O que se pede: Por favor, apresente como lista numerada as linhas do material, do início até a linha com "keyword-move-to-top-button[interactable]: 先頭へ移動 <box>1156", incluindo as duas pontas e omitindo as linhas em branco.

Anotações de elementos de layout:

=-=-=

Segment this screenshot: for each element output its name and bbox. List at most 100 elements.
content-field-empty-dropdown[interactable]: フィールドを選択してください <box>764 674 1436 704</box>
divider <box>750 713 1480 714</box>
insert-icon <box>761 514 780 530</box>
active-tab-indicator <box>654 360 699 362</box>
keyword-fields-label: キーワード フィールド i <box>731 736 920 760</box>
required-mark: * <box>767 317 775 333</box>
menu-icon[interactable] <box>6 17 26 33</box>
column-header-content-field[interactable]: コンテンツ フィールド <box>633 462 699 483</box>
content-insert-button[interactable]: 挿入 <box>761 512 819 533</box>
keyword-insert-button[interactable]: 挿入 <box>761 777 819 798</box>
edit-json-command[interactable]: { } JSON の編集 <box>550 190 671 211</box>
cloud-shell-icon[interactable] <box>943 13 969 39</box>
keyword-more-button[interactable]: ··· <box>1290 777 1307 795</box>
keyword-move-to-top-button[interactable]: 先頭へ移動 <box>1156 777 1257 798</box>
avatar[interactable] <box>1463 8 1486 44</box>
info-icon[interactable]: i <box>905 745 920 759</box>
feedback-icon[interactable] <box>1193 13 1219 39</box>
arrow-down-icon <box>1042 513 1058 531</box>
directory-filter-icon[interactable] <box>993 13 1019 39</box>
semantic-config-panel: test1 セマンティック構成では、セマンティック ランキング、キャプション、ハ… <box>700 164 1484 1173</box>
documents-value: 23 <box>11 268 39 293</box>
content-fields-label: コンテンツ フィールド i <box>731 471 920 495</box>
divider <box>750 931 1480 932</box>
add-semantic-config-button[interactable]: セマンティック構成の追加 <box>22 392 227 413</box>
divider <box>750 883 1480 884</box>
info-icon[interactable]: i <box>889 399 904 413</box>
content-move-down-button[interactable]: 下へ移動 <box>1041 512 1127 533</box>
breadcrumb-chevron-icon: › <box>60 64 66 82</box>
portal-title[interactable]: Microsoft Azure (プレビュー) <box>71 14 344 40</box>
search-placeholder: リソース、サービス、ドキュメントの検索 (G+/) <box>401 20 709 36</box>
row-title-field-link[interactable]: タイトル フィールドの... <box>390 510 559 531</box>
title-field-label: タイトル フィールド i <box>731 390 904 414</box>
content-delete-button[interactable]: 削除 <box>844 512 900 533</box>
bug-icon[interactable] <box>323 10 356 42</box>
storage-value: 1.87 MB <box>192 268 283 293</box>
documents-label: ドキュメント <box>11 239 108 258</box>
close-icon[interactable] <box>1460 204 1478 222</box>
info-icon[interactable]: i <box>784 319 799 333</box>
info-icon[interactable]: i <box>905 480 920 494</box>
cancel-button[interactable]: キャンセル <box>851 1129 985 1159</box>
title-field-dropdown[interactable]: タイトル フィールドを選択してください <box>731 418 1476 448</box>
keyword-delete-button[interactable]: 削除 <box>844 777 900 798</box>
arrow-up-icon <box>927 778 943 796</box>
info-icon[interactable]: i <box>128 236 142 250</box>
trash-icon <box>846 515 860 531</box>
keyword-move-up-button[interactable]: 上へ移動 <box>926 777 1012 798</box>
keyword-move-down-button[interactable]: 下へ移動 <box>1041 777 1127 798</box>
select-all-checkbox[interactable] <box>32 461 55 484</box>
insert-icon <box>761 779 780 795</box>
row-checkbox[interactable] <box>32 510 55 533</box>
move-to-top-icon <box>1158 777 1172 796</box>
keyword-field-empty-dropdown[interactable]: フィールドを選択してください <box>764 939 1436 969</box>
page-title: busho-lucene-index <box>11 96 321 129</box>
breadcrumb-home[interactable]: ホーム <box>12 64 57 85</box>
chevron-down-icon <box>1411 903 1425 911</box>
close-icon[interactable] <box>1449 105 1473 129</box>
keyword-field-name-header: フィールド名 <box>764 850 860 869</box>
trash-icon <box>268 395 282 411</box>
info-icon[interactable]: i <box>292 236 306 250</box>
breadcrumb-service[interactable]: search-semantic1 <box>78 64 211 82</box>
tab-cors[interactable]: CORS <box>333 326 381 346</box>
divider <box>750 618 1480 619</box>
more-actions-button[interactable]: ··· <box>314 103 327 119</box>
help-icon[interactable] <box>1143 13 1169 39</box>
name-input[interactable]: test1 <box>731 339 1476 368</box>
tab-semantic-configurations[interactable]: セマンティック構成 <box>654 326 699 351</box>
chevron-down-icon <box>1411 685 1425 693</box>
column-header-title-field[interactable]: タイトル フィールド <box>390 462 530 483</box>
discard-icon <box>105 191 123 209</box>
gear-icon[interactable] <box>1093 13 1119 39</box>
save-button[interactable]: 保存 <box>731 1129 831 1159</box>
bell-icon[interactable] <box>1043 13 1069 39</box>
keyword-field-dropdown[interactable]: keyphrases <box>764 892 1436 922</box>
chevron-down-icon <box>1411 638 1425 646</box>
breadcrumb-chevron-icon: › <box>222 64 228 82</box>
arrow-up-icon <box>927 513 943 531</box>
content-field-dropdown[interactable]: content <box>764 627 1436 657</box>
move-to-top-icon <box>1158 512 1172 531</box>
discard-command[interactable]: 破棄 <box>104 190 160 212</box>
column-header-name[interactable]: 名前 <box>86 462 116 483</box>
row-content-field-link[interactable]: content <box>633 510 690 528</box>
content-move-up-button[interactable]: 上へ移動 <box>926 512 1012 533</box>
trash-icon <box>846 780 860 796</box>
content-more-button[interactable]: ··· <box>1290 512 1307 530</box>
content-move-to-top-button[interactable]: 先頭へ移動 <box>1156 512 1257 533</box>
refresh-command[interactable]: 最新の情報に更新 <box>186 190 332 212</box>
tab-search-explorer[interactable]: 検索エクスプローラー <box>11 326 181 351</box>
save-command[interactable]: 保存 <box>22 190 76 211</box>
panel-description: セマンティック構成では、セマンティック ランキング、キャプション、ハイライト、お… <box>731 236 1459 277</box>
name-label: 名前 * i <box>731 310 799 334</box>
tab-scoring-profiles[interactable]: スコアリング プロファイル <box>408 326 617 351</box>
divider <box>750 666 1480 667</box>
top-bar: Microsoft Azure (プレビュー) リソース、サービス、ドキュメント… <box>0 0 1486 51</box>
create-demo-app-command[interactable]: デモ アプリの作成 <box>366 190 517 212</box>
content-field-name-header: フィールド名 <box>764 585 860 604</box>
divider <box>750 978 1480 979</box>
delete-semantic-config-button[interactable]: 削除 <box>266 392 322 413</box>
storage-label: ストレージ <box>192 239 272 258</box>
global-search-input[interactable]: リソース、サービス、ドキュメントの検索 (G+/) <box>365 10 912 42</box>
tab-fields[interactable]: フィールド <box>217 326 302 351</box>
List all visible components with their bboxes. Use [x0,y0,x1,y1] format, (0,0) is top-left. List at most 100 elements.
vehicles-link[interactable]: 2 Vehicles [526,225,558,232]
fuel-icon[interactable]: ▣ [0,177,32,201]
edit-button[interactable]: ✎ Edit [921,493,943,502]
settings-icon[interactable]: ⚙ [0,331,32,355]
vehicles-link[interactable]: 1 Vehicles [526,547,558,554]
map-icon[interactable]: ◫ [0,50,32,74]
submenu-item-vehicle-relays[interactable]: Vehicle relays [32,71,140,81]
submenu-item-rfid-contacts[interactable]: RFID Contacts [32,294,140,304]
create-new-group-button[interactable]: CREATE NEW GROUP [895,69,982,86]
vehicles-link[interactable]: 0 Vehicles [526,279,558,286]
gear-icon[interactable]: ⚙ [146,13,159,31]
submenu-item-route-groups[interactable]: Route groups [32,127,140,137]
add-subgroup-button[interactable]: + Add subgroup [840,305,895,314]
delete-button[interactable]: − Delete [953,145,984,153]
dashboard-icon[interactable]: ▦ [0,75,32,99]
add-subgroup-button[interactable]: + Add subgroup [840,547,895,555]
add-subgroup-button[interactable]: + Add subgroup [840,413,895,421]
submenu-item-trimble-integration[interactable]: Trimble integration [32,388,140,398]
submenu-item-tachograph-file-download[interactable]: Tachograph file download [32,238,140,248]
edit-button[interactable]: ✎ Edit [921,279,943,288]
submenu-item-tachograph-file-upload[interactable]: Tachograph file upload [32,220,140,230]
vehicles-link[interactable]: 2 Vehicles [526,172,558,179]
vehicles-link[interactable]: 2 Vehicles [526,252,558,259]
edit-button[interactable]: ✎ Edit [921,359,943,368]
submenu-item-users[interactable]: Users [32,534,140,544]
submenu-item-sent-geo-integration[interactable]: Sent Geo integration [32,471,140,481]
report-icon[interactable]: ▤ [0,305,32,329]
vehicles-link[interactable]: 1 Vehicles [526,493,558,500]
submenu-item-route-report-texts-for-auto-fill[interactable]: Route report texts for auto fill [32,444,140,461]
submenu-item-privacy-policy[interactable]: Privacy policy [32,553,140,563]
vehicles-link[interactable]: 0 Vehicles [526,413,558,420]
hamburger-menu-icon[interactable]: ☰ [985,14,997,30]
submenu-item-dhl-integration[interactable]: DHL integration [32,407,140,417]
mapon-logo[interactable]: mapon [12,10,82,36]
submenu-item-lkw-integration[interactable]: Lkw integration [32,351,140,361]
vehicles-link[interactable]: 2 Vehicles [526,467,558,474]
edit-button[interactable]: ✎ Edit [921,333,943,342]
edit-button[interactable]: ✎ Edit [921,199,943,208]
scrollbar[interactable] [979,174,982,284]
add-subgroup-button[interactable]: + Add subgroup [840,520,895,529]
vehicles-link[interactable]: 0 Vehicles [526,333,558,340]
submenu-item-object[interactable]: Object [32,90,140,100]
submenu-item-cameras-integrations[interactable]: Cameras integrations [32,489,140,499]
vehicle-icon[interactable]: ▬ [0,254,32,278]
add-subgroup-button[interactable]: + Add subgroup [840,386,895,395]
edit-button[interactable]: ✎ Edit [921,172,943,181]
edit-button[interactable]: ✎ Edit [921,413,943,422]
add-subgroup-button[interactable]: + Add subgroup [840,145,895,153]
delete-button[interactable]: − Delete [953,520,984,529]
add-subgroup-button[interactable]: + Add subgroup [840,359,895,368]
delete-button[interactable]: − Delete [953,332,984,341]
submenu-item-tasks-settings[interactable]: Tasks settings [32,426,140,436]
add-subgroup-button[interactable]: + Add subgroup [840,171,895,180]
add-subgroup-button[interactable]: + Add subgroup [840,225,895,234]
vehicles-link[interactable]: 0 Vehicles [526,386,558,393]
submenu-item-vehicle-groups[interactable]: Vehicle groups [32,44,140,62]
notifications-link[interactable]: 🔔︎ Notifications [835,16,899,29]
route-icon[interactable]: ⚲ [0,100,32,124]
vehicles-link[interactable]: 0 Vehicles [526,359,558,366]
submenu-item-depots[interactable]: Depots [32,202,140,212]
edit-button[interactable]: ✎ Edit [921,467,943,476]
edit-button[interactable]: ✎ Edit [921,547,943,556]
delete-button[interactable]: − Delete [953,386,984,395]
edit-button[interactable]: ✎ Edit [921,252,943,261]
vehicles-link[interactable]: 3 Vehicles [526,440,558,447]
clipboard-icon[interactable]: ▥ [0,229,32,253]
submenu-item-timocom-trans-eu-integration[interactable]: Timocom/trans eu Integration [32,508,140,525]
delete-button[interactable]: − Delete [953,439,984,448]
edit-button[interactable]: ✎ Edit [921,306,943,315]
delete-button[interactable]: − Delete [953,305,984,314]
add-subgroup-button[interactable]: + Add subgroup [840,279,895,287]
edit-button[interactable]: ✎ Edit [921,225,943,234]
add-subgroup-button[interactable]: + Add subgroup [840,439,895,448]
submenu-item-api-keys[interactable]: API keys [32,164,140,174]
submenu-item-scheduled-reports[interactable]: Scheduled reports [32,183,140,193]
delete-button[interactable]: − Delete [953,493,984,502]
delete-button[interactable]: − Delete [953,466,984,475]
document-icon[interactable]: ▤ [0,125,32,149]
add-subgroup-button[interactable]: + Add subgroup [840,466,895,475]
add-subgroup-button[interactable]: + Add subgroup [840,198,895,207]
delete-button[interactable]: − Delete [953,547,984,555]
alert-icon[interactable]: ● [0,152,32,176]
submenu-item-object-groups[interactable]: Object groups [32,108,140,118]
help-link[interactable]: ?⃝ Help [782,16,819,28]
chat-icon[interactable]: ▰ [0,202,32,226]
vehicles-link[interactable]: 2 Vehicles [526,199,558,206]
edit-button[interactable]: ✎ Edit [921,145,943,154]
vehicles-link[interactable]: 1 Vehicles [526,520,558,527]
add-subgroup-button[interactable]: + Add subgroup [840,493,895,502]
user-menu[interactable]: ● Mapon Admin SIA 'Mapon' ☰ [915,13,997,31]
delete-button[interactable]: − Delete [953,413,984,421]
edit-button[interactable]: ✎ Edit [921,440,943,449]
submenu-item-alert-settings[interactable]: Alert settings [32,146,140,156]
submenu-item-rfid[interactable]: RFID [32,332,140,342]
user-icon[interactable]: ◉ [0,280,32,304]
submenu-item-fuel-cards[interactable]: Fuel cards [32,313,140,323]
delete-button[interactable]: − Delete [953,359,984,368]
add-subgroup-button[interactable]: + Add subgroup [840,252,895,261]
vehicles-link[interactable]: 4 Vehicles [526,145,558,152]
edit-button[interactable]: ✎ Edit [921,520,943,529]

=-=-=

Resultado do exercício:
1. Segment this screenshot: for each element output its name and bbox. List at most 100 elements.
2. content-field-empty-dropdown[interactable]: フィールドを選択してください <box>764 674 1436 704</box>
3. divider <box>750 713 1480 714</box>
4. insert-icon <box>761 514 780 530</box>
5. active-tab-indicator <box>654 360 699 362</box>
6. keyword-fields-label: キーワード フィールド i <box>731 736 920 760</box>
7. required-mark: * <box>767 317 775 333</box>
8. menu-icon[interactable] <box>6 17 26 33</box>
9. column-header-content-field[interactable]: コンテンツ フィールド <box>633 462 699 483</box>
10. content-insert-button[interactable]: 挿入 <box>761 512 819 533</box>
11. keyword-insert-button[interactable]: 挿入 <box>761 777 819 798</box>
12. edit-json-command[interactable]: { } JSON の編集 <box>550 190 671 211</box>
13. cloud-shell-icon[interactable] <box>943 13 969 39</box>
14. keyword-more-button[interactable]: ··· <box>1290 777 1307 795</box>
15. keyword-move-to-top-button[interactable]: 先頭へ移動 <box>1156 777 1257 798</box>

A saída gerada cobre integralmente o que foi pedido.